From: Thomas Schmitt
Subject: Re: [Bug-xorriso] xorriso : FAILURE : Image size 2244690s exceeds free space on media -2036700157s
Date: Wed, 17 Aug 2011 08:18:23 +0200

Hi,

> I think the subject pretty much says it - I'm trying to write out to a very
> large disk array with ~4.5TB of free space.  I'm guessing this is a signed
> int wraparound problem,

Looks much like that.
I assume you experience this on Linux. In this case the number of bytes
is read 64 bit from statvfs(2). The number is then stored as 64 bit.
Before writing it is divided by 2048 and stuffed into a signed 32 bit
integer, which then is compared against the predicted image size.


> are there any switches to skip the free space check
> or otherwise get me past this?

You may hide the target by writing to a pipe.

## Records

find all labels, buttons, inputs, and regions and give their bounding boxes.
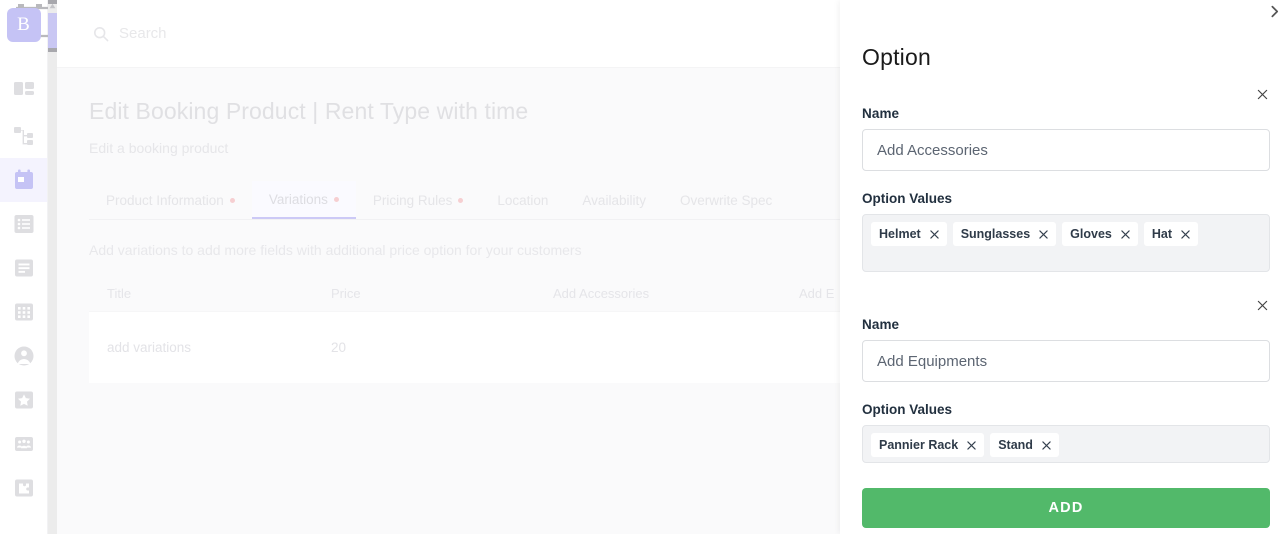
option-1-name-value: Add Accessories bbox=[877, 141, 988, 159]
option-2-name-value: Add Equipments bbox=[877, 352, 988, 370]
sidebar-item-sitemap[interactable] bbox=[0, 114, 47, 158]
chip-label: Hat bbox=[1151, 227, 1173, 241]
document-icon bbox=[14, 259, 33, 277]
value-chip[interactable]: Stand bbox=[990, 433, 1059, 457]
sidebar-item-list[interactable] bbox=[0, 202, 47, 246]
close-icon bbox=[1042, 440, 1051, 450]
chip-label: Helmet bbox=[879, 227, 921, 241]
value-chip[interactable]: Pannier Rack bbox=[871, 433, 985, 457]
tab-availability[interactable]: Availability bbox=[565, 181, 663, 219]
value-chip[interactable]: Helmet bbox=[871, 222, 947, 246]
calendar-booking-icon bbox=[14, 169, 33, 189]
value-chip[interactable]: Sunglasses bbox=[952, 222, 1057, 246]
chip-label: Gloves bbox=[1070, 227, 1112, 241]
sidebar-item-account[interactable] bbox=[0, 334, 47, 378]
close-icon bbox=[967, 440, 976, 450]
close-icon bbox=[1039, 229, 1048, 239]
cell-price: 20 bbox=[331, 340, 347, 355]
tab-label: Location bbox=[497, 192, 549, 208]
tab-location[interactable]: Location bbox=[480, 181, 565, 219]
remove-option-2-button[interactable] bbox=[1254, 297, 1270, 313]
tab-dot-icon bbox=[458, 197, 464, 203]
cell-title: add variations bbox=[107, 340, 192, 355]
chip-remove-button[interactable] bbox=[1121, 229, 1130, 239]
option-block-2: Name Add Equipments Option Values Pannie… bbox=[862, 300, 1270, 463]
sidebar-item-addons[interactable] bbox=[0, 466, 47, 510]
tab-label: Variations bbox=[268, 191, 328, 207]
close-icon bbox=[930, 229, 939, 239]
tab-dot-icon bbox=[229, 197, 235, 203]
option-2-name-input[interactable]: Add Equipments bbox=[862, 340, 1270, 382]
tab-variations[interactable]: Variations bbox=[251, 181, 356, 219]
sitemap-icon bbox=[13, 127, 33, 145]
app-logo-letter: B bbox=[17, 14, 30, 35]
sidebar-rail: B bbox=[0, 0, 54, 534]
value-chip[interactable]: Hat bbox=[1143, 222, 1199, 246]
table-header-add-accessories: Add Accessories bbox=[553, 286, 650, 301]
tab-pricing-rules[interactable]: Pricing Rules bbox=[356, 181, 481, 219]
chip-remove-button[interactable] bbox=[930, 229, 939, 239]
tab-overwrite-spec[interactable]: Overwrite Spec bbox=[663, 181, 789, 219]
option-1-name-label: Name bbox=[862, 106, 900, 121]
scrollbar-thumb[interactable] bbox=[48, 13, 57, 48]
add-button[interactable]: ADD bbox=[862, 488, 1270, 528]
option-2-values-label: Option Values bbox=[862, 402, 953, 417]
chip-remove-button[interactable] bbox=[967, 440, 976, 450]
tab-dot-icon bbox=[333, 196, 339, 202]
app-logo[interactable]: B bbox=[6, 8, 41, 42]
option-panel: Option Name Add Accessories Option Value… bbox=[840, 0, 1285, 534]
search-field[interactable]: Search bbox=[93, 25, 167, 42]
value-chip[interactable]: Gloves bbox=[1062, 222, 1138, 246]
scrollbar-cap-top bbox=[48, 0, 57, 4]
table-header-price: Price bbox=[331, 286, 361, 301]
users-group-icon bbox=[14, 437, 33, 451]
dashboard-icon bbox=[13, 82, 34, 95]
option-block-1: Name Add Accessories Option Values Helme… bbox=[862, 89, 1270, 272]
list-icon bbox=[14, 215, 33, 233]
close-icon bbox=[1257, 89, 1267, 99]
chip-label: Sunglasses bbox=[960, 227, 1031, 241]
search-icon bbox=[93, 26, 109, 41]
option-1-values-label: Option Values bbox=[862, 191, 953, 206]
sidebar-scrollbar[interactable] bbox=[48, 0, 57, 534]
chip-remove-button[interactable] bbox=[1181, 229, 1190, 239]
option-2-name-label: Name bbox=[862, 317, 900, 332]
option-1-name-input[interactable]: Add Accessories bbox=[862, 129, 1270, 171]
option-1-values-box[interactable]: Helmet Sunglasses Gloves Hat bbox=[862, 214, 1270, 272]
remove-option-1-button[interactable] bbox=[1254, 86, 1270, 102]
sidebar-icon-list bbox=[0, 70, 47, 510]
user-circle-icon bbox=[14, 346, 33, 366]
sidebar-item-customers[interactable] bbox=[0, 422, 47, 466]
sidebar-item-dashboard[interactable] bbox=[0, 70, 47, 114]
sidebar-item-bookings[interactable] bbox=[0, 158, 47, 202]
star-icon bbox=[14, 391, 33, 409]
sidebar-item-grid[interactable] bbox=[0, 290, 47, 334]
close-icon bbox=[1181, 229, 1190, 239]
sidebar-item-document[interactable] bbox=[0, 246, 47, 290]
chip-label: Pannier Rack bbox=[879, 438, 959, 452]
option-2-values-box[interactable]: Pannier Rack Stand bbox=[862, 425, 1270, 463]
tab-label: Pricing Rules bbox=[372, 192, 453, 208]
chip-remove-button[interactable] bbox=[1042, 440, 1051, 450]
panel-collapse-button[interactable] bbox=[1265, 2, 1283, 20]
panel-title: Option bbox=[862, 44, 931, 70]
close-icon bbox=[1257, 300, 1267, 310]
close-icon bbox=[1121, 229, 1130, 239]
grid-icon bbox=[14, 303, 33, 321]
sidebar-item-favorites[interactable] bbox=[0, 378, 47, 422]
scrollbar-cap-bottom bbox=[48, 48, 57, 52]
chevron-right-icon bbox=[1270, 5, 1278, 17]
search-placeholder: Search bbox=[119, 25, 167, 42]
table-header-title: Title bbox=[107, 286, 132, 301]
tab-label: Product Information bbox=[106, 192, 224, 208]
tab-product-information[interactable]: Product Information bbox=[89, 181, 252, 219]
tab-label: Availability bbox=[582, 192, 646, 208]
app-root: B Search Edit Booking Product | Rent Typ… bbox=[0, 0, 1285, 534]
tab-label: Overwrite Spec bbox=[679, 192, 773, 208]
chip-label: Stand bbox=[998, 438, 1033, 452]
puzzle-icon bbox=[14, 479, 33, 497]
chip-remove-button[interactable] bbox=[1039, 229, 1048, 239]
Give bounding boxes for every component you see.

## Work to be completed
Reproduce the xorriso mailing-list reply in full, word for word. The items were taken from a separate source.

## Solution for this problem
From: Thomas Schmitt
Subject: Re: [Bug-xorriso] xorriso : FAILURE : Image size 2244690s exceeds free space on media -2036700157s
Date: Wed, 17 Aug 2011 08:18:23 +0200

Hi,

> I think the subject pretty much says it - I'm trying to write out to a very
> large disk array with ~4.5TB of free space.  I'm guessing this is a signed
> int wraparound problem,

Looks much like that.
I assume you experience this on Linux. In this case the number of bytes
is read 64 bit from statvfs(2). The number is then stored as 64 bit.
Before writing it is divided by 2048 and stuffed into a signed 32 bit
integer, which then is compared against the predicted image size.


> are there any switches to skip the free space check
> or otherwise get me past this?

You may hide the target by writing to a pipe.